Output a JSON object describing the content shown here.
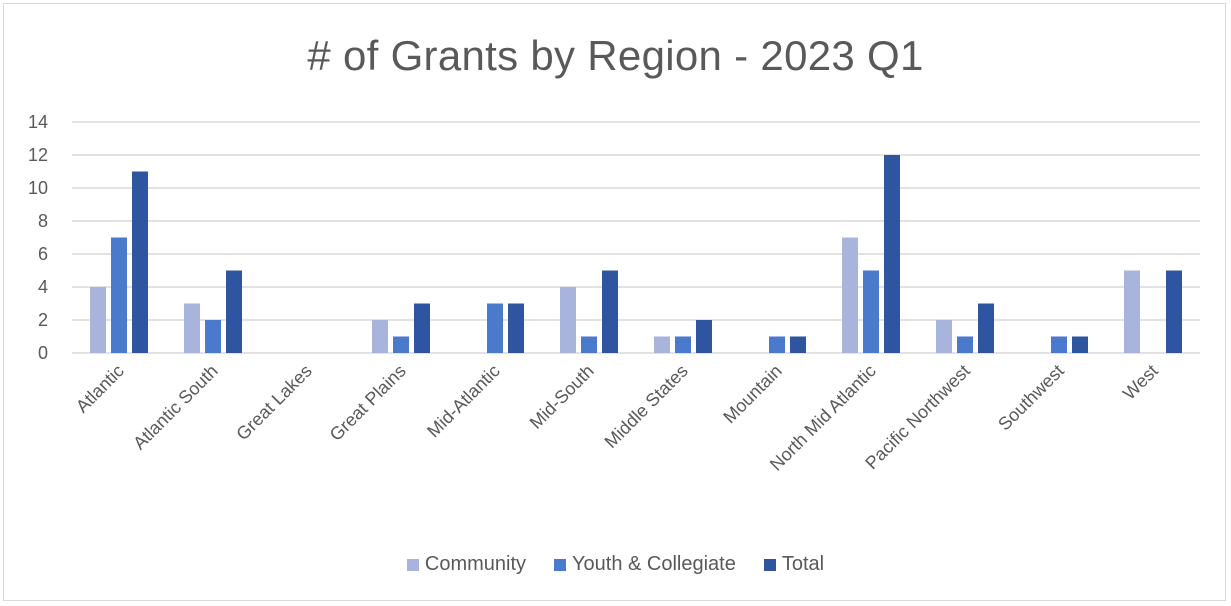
{
  "chart_data": {
    "type": "bar",
    "title": "# of Grants by Region - 2023 Q1",
    "xlabel": "",
    "ylabel": "",
    "ylim": [
      0,
      14
    ],
    "yticks": [
      0,
      2,
      4,
      6,
      8,
      10,
      12,
      14
    ],
    "grid": true,
    "legend_position": "bottom",
    "categories": [
      "Atlantic",
      "Atlantic South",
      "Great Lakes",
      "Great Plains",
      "Mid-Atlantic",
      "Mid-South",
      "Middle States",
      "Mountain",
      "North Mid Atlantic",
      "Pacific Northwest",
      "Southwest",
      "West"
    ],
    "series": [
      {
        "name": "Community",
        "color": "#a9b4dc",
        "values": [
          4,
          3,
          0,
          2,
          0,
          4,
          1,
          0,
          7,
          2,
          0,
          5
        ]
      },
      {
        "name": "Youth & Collegiate",
        "color": "#4a7acb",
        "values": [
          7,
          2,
          0,
          1,
          3,
          1,
          1,
          1,
          5,
          1,
          1,
          0
        ]
      },
      {
        "name": "Total",
        "color": "#2f54a0",
        "values": [
          11,
          5,
          0,
          3,
          3,
          5,
          2,
          1,
          12,
          3,
          1,
          5
        ]
      }
    ]
  }
}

○ ○ ○

• _STATED EXERCISE_:
Copy each line of the listing in which the word "name" can be found.

• _THE REPLY_:
        "name": "Community",
        "name": "Youth & Collegiate",
        "name": "Total",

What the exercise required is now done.